**Work required:**
Print the listing as it stands, omitting all images.
::: Excerpted data :::
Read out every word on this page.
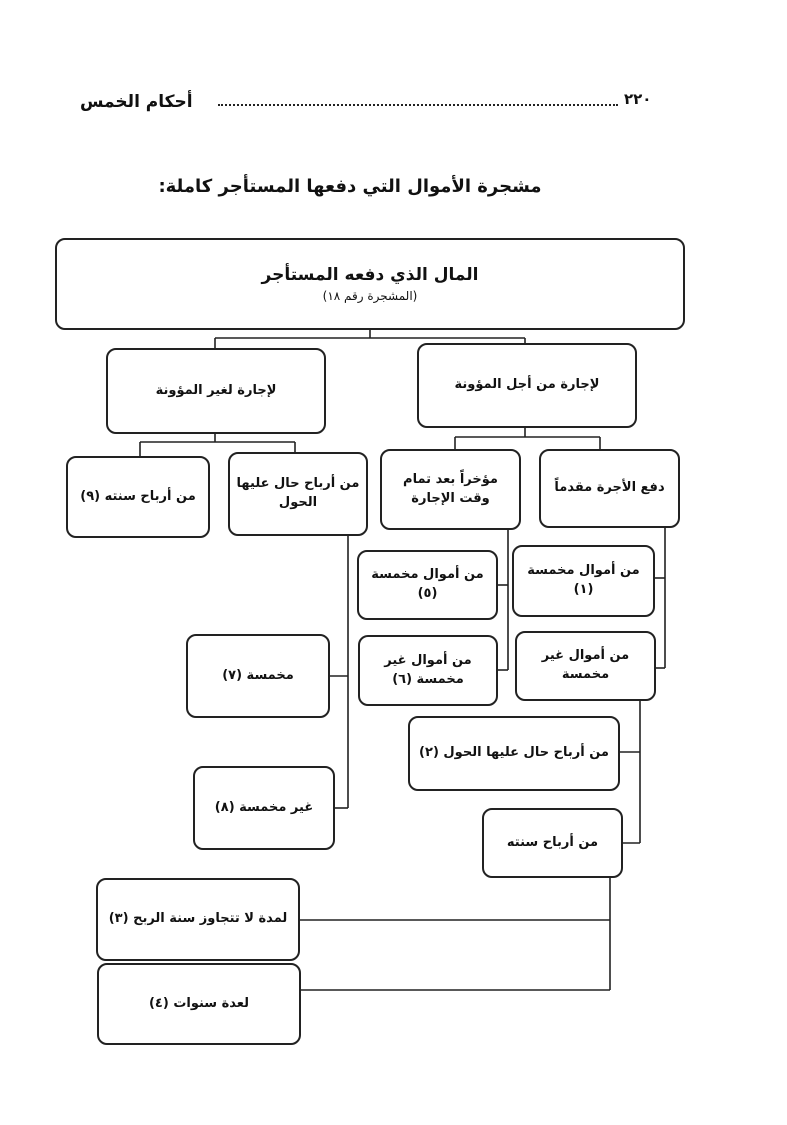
٢٢٠
أحكام الخمس
مشجرة الأموال التي دفعها المستأجر كاملة:
المال الذي دفعه المستأجر
(المشجرة رقم ١٨)
لإجارة من أجل المؤونة
لإجارة لغير المؤونة
دفع الأجرة مقدماً
مؤخراً بعد تمام وقت الإجارة
من أرباح حال عليها الحول
من أرباح سنته (٩)
من أموال مخمسة (١)
من أموال مخمسة (٥)
من أموال غير مخمسة
من أموال غير مخمسة (٦)
مخمسة (٧)
غير مخمسة (٨)
من أرباح حال عليها الحول (٢)
من أرباح سنته
لمدة لا تتجاوز سنة الربح (٣)
لعدة سنوات (٤)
:::
**Task solution:**
Read out every word on this page.
٢٢٠
أحكام الخمس
مشجرة الأموال التي دفعها المستأجر كاملة:
المال الذي دفعه المستأجر
(المشجرة رقم ١٨)
لإجارة من أجل المؤونة
لإجارة لغير المؤونة
دفع الأجرة مقدماً
مؤخراً بعد تمام وقت الإجارة
من أرباح حال عليها الحول
من أرباح سنته (٩)
من أموال مخمسة (١)
من أموال مخمسة (٥)
من أموال غير مخمسة
من أموال غير مخمسة (٦)
مخمسة (٧)
غير مخمسة (٨)
من أرباح حال عليها الحول (٢)
من أرباح سنته
لمدة لا تتجاوز سنة الربح (٣)
لعدة سنوات (٤)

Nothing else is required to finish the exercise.